WORK TO BE COMPLETED
Transcribe the full listing below exactly.

INPUT MATERIAL
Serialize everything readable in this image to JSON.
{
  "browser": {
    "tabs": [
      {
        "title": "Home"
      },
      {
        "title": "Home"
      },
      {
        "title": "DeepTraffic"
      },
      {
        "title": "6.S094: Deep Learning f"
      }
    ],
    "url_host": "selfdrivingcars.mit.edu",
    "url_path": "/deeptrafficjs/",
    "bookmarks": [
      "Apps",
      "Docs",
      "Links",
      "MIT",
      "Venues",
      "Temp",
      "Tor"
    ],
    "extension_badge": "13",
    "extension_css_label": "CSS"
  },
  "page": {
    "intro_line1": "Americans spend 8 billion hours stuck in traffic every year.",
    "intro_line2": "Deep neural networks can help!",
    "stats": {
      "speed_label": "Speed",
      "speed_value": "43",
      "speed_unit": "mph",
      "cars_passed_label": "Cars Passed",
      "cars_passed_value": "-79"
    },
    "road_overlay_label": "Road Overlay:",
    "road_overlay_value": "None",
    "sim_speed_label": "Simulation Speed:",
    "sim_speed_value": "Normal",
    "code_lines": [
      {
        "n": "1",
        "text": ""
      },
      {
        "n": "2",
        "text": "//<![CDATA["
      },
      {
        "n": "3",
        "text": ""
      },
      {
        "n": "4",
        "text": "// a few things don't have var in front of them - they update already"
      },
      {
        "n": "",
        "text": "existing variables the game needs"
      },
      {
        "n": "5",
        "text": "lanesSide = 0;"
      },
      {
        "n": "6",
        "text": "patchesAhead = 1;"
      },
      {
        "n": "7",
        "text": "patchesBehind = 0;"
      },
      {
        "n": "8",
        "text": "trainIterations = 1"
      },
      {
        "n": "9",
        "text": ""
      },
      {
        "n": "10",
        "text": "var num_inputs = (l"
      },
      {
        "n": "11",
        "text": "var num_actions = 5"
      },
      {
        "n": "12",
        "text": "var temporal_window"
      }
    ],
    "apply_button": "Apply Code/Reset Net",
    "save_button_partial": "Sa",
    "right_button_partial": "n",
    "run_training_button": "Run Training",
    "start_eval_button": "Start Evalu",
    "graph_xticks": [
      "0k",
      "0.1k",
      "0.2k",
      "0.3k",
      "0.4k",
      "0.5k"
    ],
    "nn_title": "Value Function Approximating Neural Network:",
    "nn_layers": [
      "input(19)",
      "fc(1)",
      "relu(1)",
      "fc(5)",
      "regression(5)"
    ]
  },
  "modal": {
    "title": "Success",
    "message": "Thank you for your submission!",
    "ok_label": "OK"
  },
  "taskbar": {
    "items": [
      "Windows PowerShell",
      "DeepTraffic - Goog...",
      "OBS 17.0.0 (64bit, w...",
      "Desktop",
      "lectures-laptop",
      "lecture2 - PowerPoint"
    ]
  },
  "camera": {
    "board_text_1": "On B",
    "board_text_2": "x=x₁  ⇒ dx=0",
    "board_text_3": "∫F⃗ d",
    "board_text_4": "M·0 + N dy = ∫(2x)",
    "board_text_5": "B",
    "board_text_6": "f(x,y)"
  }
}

ANSWER TO THIS TASK
Serialize everything readable in this image to JSON.
{
  "browser": {
    "tabs": [
      {
        "title": "Home"
      },
      {
        "title": "Home"
      },
      {
        "title": "DeepTraffic"
      },
      {
        "title": "6.S094: Deep Learning f"
      }
    ],
    "url_host": "selfdrivingcars.mit.edu",
    "url_path": "/deeptrafficjs/",
    "bookmarks": [
      "Apps",
      "Docs",
      "Links",
      "MIT",
      "Venues",
      "Temp",
      "Tor"
    ],
    "extension_badge": "13",
    "extension_css_label": "CSS"
  },
  "page": {
    "intro_line1": "Americans spend 8 billion hours stuck in traffic every year.",
    "intro_line2": "Deep neural networks can help!",
    "stats": {
      "speed_label": "Speed",
      "speed_value": "43",
      "speed_unit": "mph",
      "cars_passed_label": "Cars Passed",
      "cars_passed_value": "-79"
    },
    "road_overlay_label": "Road Overlay:",
    "road_overlay_value": "None",
    "sim_speed_label": "Simulation Speed:",
    "sim_speed_value": "Normal",
    "code_lines": [
      {
        "n": "1",
        "text": ""
      },
      {
        "n": "2",
        "text": "//<![CDATA["
      },
      {
        "n": "3",
        "text": ""
      },
      {
        "n": "4",
        "text": "// a few things don't have var in front of them - they update already"
      },
      {
        "n": "",
        "text": "existing variables the game needs"
      },
      {
        "n": "5",
        "text": "lanesSide = 0;"
      },
      {
        "n": "6",
        "text": "patchesAhead = 1;"
      },
      {
        "n": "7",
        "text": "patchesBehind = 0;"
      },
      {
        "n": "8",
        "text": "trainIterations = 1"
      },
      {
        "n": "9",
        "text": ""
      },
      {
        "n": "10",
        "text": "var num_inputs = (l"
      },
      {
        "n": "11",
        "text": "var num_actions = 5"
      },
      {
        "n": "12",
        "text": "var temporal_window"
      }
    ],
    "apply_button": "Apply Code/Reset Net",
    "save_button_partial": "Sa",
    "right_button_partial": "n",
    "run_training_button": "Run Training",
    "start_eval_button": "Start Evalu",
    "graph_xticks": [
      "0k",
      "0.1k",
      "0.2k",
      "0.3k",
      "0.4k",
      "0.5k"
    ],
    "nn_title": "Value Function Approximating Neural Network:",
    "nn_layers": [
      "input(19)",
      "fc(1)",
      "relu(1)",
      "fc(5)",
      "regression(5)"
    ]
  },
  "modal": {
    "title": "Success",
    "message": "Thank you for your submission!",
    "ok_label": "OK"
  },
  "taskbar": {
    "items": [
      "Windows PowerShell",
      "DeepTraffic - Goog...",
      "OBS 17.0.0 (64bit, w...",
      "Desktop",
      "lectures-laptop",
      "lecture2 - PowerPoint"
    ]
  },
  "camera": {
    "board_text_1": "On B",
    "board_text_2": "x=x₁  ⇒ dx=0",
    "board_text_3": "∫F⃗ d",
    "board_text_4": "M·0 + N dy = ∫(2x)",
    "board_text_5": "B",
    "board_text_6": "f(x,y)"
  }
}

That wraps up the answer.